(Dataset items)
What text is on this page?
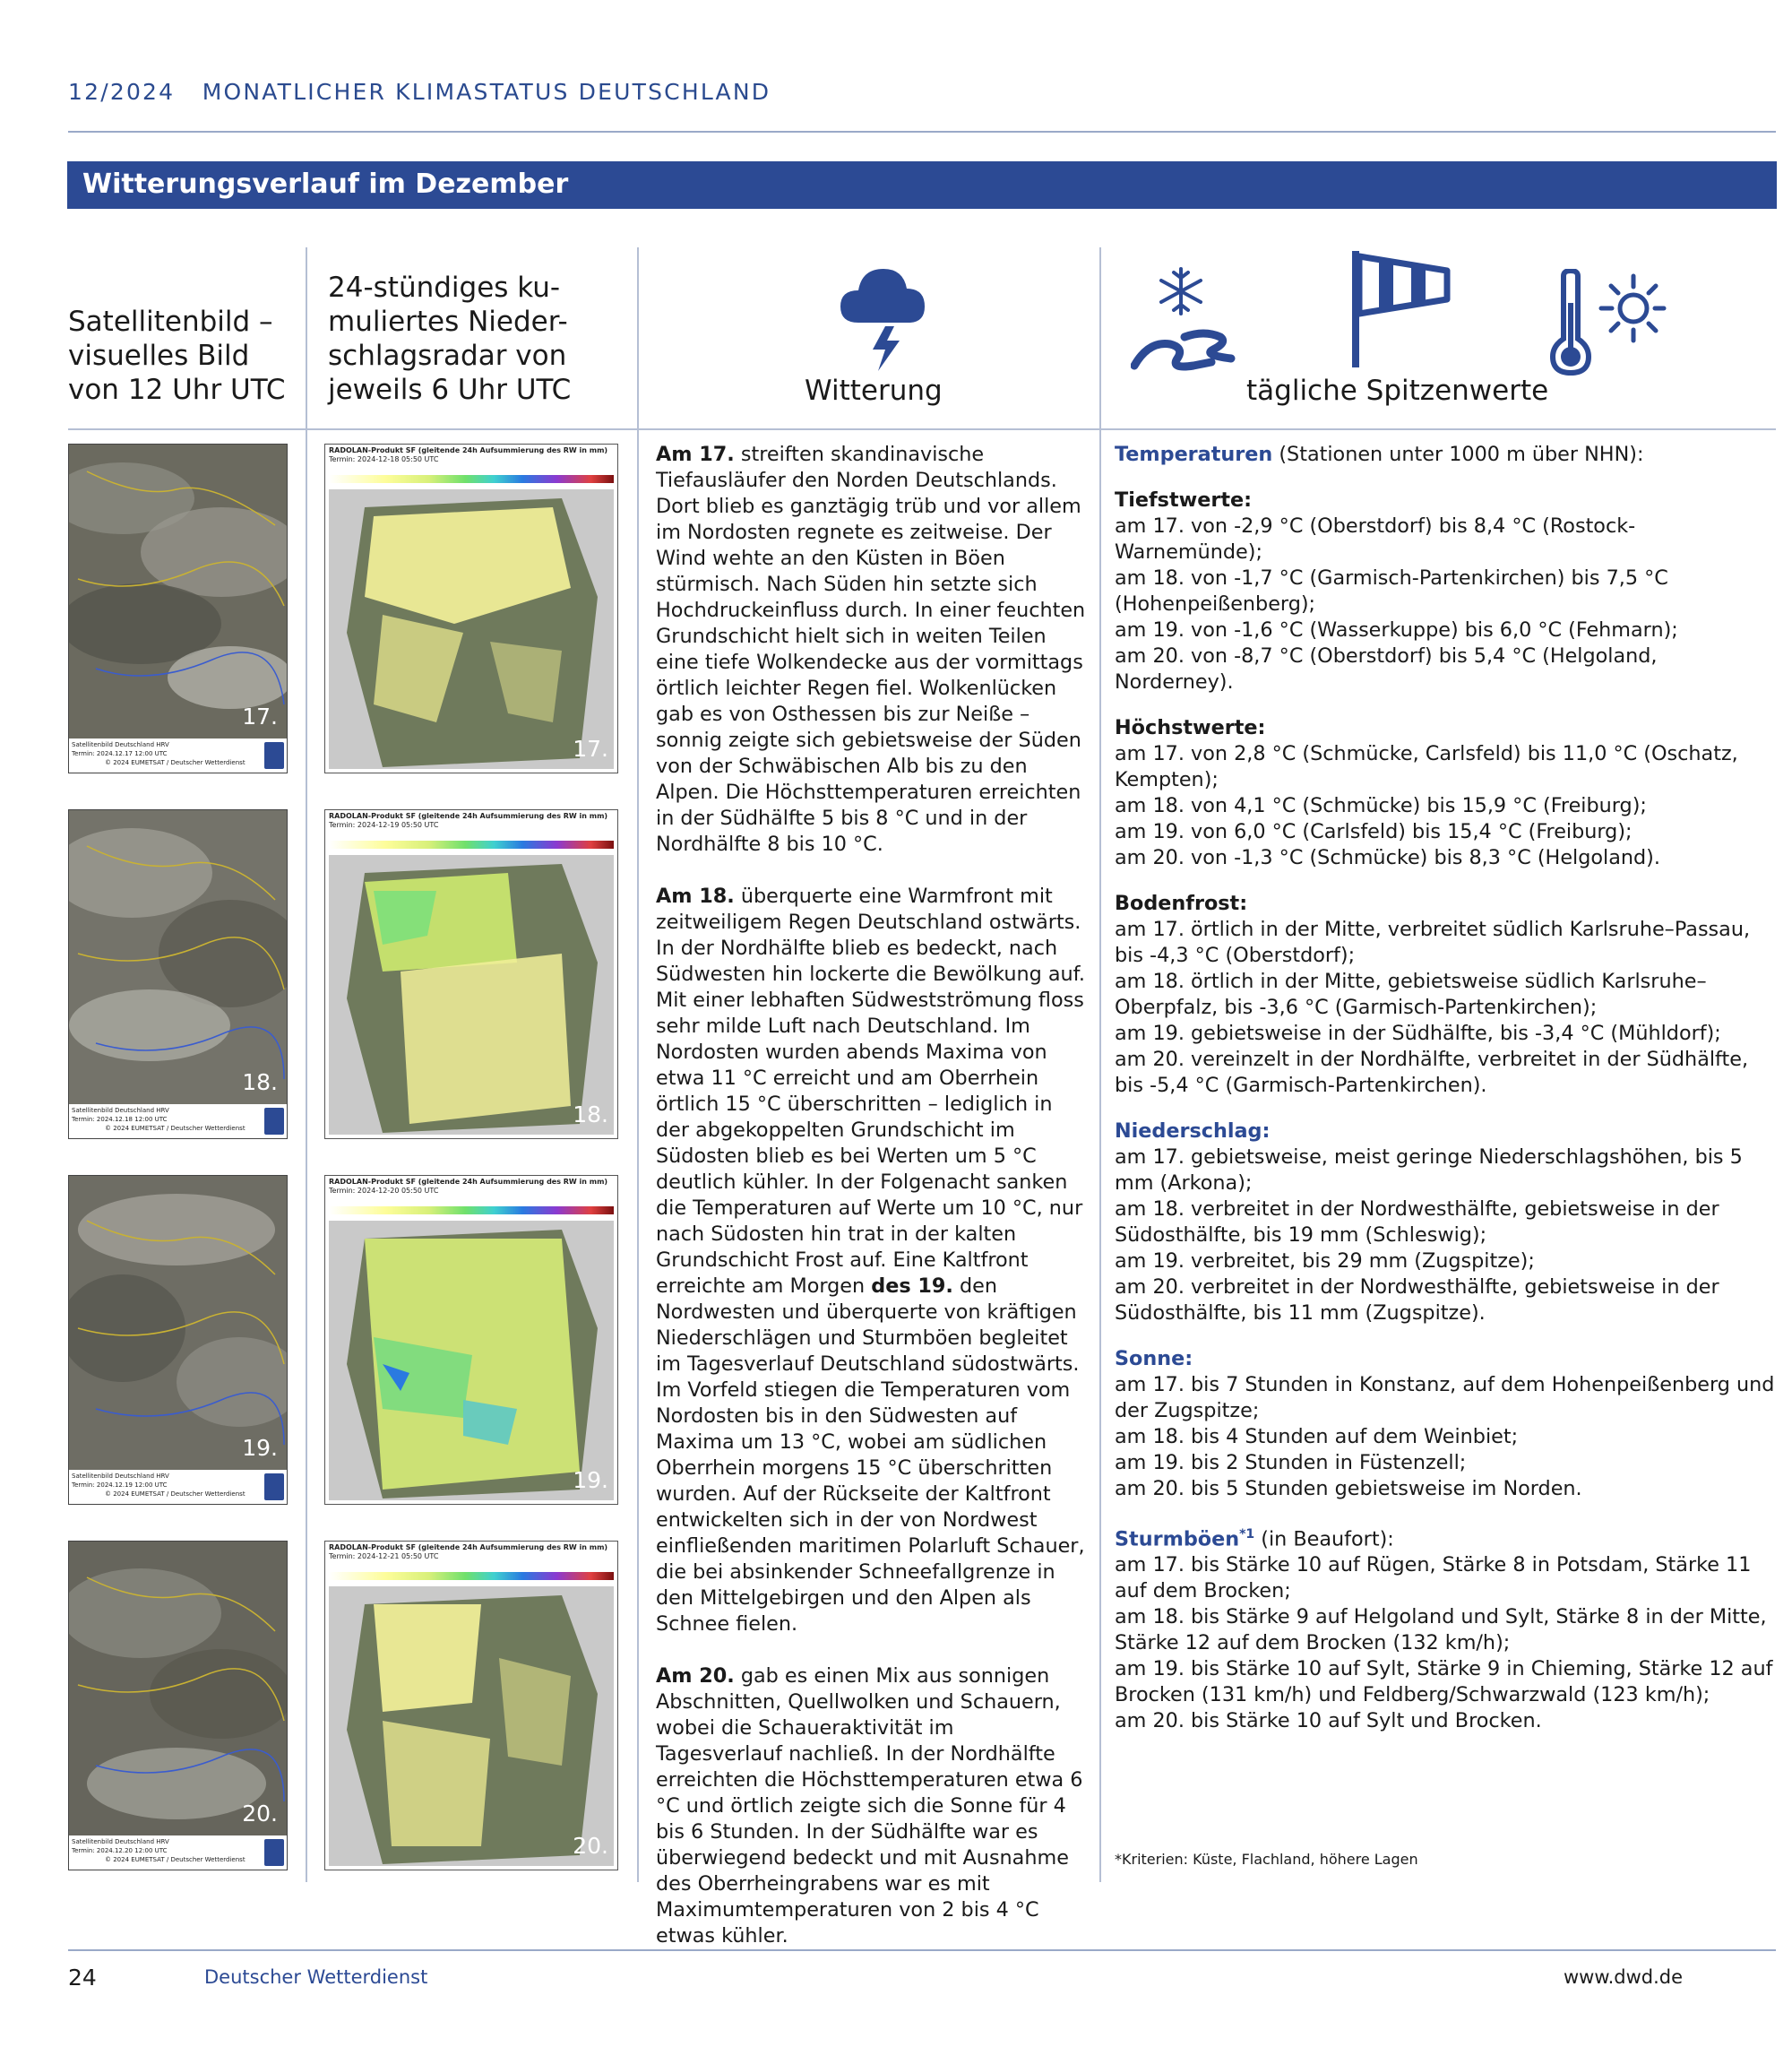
12/2024 MONATLICHER KLIMASTATUS DEUTSCHLAND
Witterungsverlauf im Dezember
Satellitenbild –
visuelles Bild
von 12 Uhr UTC
24-stündiges ku-
muliertes Nieder-
schlagsradar von
jeweils 6 Uhr UTC	Witterung	tägliche Spitzenwerte
17.
Satellitenbild Deutschland HRV
Termin: 2024.12.17 12:00 UTC
© 2024 EUMETSAT / Deutscher Wetterdienst
18.
Satellitenbild Deutschland HRV
Termin: 2024.12.18 12:00 UTC
© 2024 EUMETSAT / Deutscher Wetterdienst
19.
Satellitenbild Deutschland HRV
Termin: 2024.12.19 12:00 UTC
© 2024 EUMETSAT / Deutscher Wetterdienst
20.
Satellitenbild Deutschland HRV
Termin: 2024.12.20 12:00 UTC
© 2024 EUMETSAT / Deutscher Wetterdienst
RADOLAN-Produkt SF (gleitende 24h Aufsummierung des RW in mm)
Termin: 2024-12-18 05:50 UTC
17.
RADOLAN-Produkt SF (gleitende 24h Aufsummierung des RW in mm)
Termin: 2024-12-19 05:50 UTC
18.
RADOLAN-Produkt SF (gleitende 24h Aufsummierung des RW in mm)
Termin: 2024-12-20 05:50 UTC
19.
RADOLAN-Produkt SF (gleitende 24h Aufsummierung des RW in mm)
Termin: 2024-12-21 05:50 UTC
20.

Am 17. streiften skandinavische Tiefausläufer den Norden Deutschlands. Dort blieb es ganztägig trüb und vor allem im Nordosten regnete es zeitweise. Der Wind wehte an den Küsten in Böen stürmisch. Nach Süden hin setzte sich Hochdruckeinfluss durch. In einer feuchten Grundschicht hielt sich in weiten Teilen eine tiefe Wolkendecke aus der vormittags örtlich leichter Regen fiel. Wolkenlücken gab es von Osthessen bis zur Neiße – sonnig zeigte sich gebietsweise der Süden von der Schwäbischen Alb bis zu den Alpen. Die Höchsttemperaturen erreichten in der Südhälfte 5 bis 8 °C und in der Nordhälfte 8 bis 10 °C.

Am 18. überquerte eine Warmfront mit zeitweiligem Regen Deutschland ostwärts. In der Nordhälfte blieb es bedeckt, nach Südwesten hin lockerte die Bewölkung auf. Mit einer lebhaften Südwestströmung floss sehr milde Luft nach Deutschland. Im Nordosten wurden abends Maxima von etwa 11 °C erreicht und am Oberrhein örtlich 15 °C überschritten – lediglich in der abgekoppelten Grundschicht im Südosten blieb es bei Werten um 5 °C deutlich kühler. In der Folgenacht sanken die Temperaturen auf Werte um 10 °C, nur nach Südosten hin trat in der kalten Grundschicht Frost auf. Eine Kaltfront erreichte am Morgen des 19. den Nordwesten und überquerte von kräftigen Niederschlägen und Sturmböen begleitet im Tagesverlauf Deutschland südostwärts. Im Vorfeld stiegen die Temperaturen vom Nordosten bis in den Südwesten auf Maxima um 13 °C, wobei am südlichen Oberrhein morgens 15 °C überschritten wurden. Auf der Rückseite der Kaltfront entwickelten sich in der von Nordwest einfließenden maritimen Polarluft Schauer, die bei absinkender Schneefallgrenze in den Mittelgebirgen und den Alpen als Schnee fielen.

Am 20. gab es einen Mix aus sonnigen Abschnitten, Quellwolken und Schauern, wobei die Schaueraktivität im Tagesverlauf nachließ. In der Nordhälfte erreichten die Höchsttemperaturen etwa 6 °C und örtlich zeigte sich die Sonne für 4 bis 6 Stunden. In der Südhälfte war es überwiegend bedeckt und mit Ausnahme des Oberrheingrabens war es mit Maximumtemperaturen von 2 bis 4 °C etwas kühler.

Temperaturen (Stationen unter 1000 m über NHN):
Tiefstwerte:
am 17. von -2,9 °C (Oberstdorf) bis 8,4 °C (Rostock-Warnemünde);
am 18. von -1,7 °C (Garmisch-Partenkirchen) bis 7,5 °C (Hohenpeißenberg);
am 19. von -1,6 °C (Wasserkuppe) bis 6,0 °C (Fehmarn);
am 20. von -8,7 °C (Oberstdorf) bis 5,4 °C (Helgoland, Norderney).
Höchstwerte:
am 17. von 2,8 °C (Schmücke, Carlsfeld) bis 11,0 °C (Oschatz, Kempten);
am 18. von 4,1 °C (Schmücke) bis 15,9 °C (Freiburg);
am 19. von 6,0 °C (Carlsfeld) bis 15,4 °C (Freiburg);
am 20. von -1,3 °C (Schmücke) bis 8,3 °C (Helgoland).
Bodenfrost:
am 17. örtlich in der Mitte, verbreitet südlich Karlsruhe–Passau, bis -4,3 °C (Oberstdorf);
am 18. örtlich in der Mitte, gebietsweise südlich Karlsruhe–Oberpfalz, bis -3,6 °C (Garmisch-Partenkirchen);
am 19. gebietsweise in der Südhälfte, bis -3,4 °C (Mühldorf);
am 20. vereinzelt in der Nordhälfte, verbreitet in der Südhälfte, bis -5,4 °C (Garmisch-Partenkirchen).
Niederschlag:
am 17. gebietsweise, meist geringe Niederschlagshöhen, bis 5 mm (Arkona);
am 18. verbreitet in der Nordwesthälfte, gebietsweise in der Südosthälfte, bis 19 mm (Schleswig);
am 19. verbreitet, bis 29 mm (Zugspitze);
am 20. verbreitet in der Nordwesthälfte, gebietsweise in der Südosthälfte, bis 11 mm (Zugspitze).
Sonne:
am 17. bis 7 Stunden in Konstanz, auf dem Hohenpeißenberg und der Zugspitze;
am 18. bis 4 Stunden auf dem Weinbiet;
am 19. bis 2 Stunden in Füstenzell;
am 20. bis 5 Stunden gebietsweise im Norden.
Sturmböen$^{*1}$ (in Beaufort):
am 17. bis Stärke 10 auf Rügen, Stärke 8 in Potsdam, Stärke 11 auf dem Brocken;
am 18. bis Stärke 9 auf Helgoland und Sylt, Stärke 8 in der Mitte, Stärke 12 auf dem Brocken (132 km/h);
am 19. bis Stärke 10 auf Sylt, Stärke 9 in Chieming, Stärke 12 auf Brocken (131 km/h) und Feldberg/Schwarzwald (123 km/h);
am 20. bis Stärke 10 auf Sylt und Brocken.
*Kriterien: Küste, Flachland, höhere Lagen
24	Deutscher Wetterdienst	www.dwd.de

INSTRUCTIONS FOR THE TASK:
Look through the entries above for the word "Höchsttemperaturen". Copy every line where it shows up.

SOLUTION TO THIS TASK:
Am 17. streiften skandinavische Tiefausläufer den Norden Deutschlands. Dort blieb es ganztägig trüb und vor allem im Nordosten regnete es zeitweise. Der Wind wehte an den Küsten in Böen stürmisch. Nach Süden hin setzte sich Hochdruckeinfluss durch. In einer feuchten Grundschicht hielt sich in weiten Teilen eine tiefe Wolkendecke aus der vormittags örtlich leichter Regen fiel. Wolkenlücken gab es von Osthessen bis zur Neiße – sonnig zeigte sich gebietsweise der Süden von der Schwäbischen Alb bis zu den Alpen. Die Höchsttemperaturen erreichten in der Südhälfte 5 bis 8 °C und in der Nordhälfte 8 bis 10 °C.
Am 20. gab es einen Mix aus sonnigen Abschnitten, Quellwolken und Schauern, wobei die Schaueraktivität im Tagesverlauf nachließ. In der Nordhälfte erreichten die Höchsttemperaturen etwa 6 °C und örtlich zeigte sich die Sonne für 4 bis 6 Stunden. In der Südhälfte war es überwiegend bedeckt und mit Ausnahme des Oberrheingrabens war es mit Maximumtemperaturen von 2 bis 4 °C etwas kühler.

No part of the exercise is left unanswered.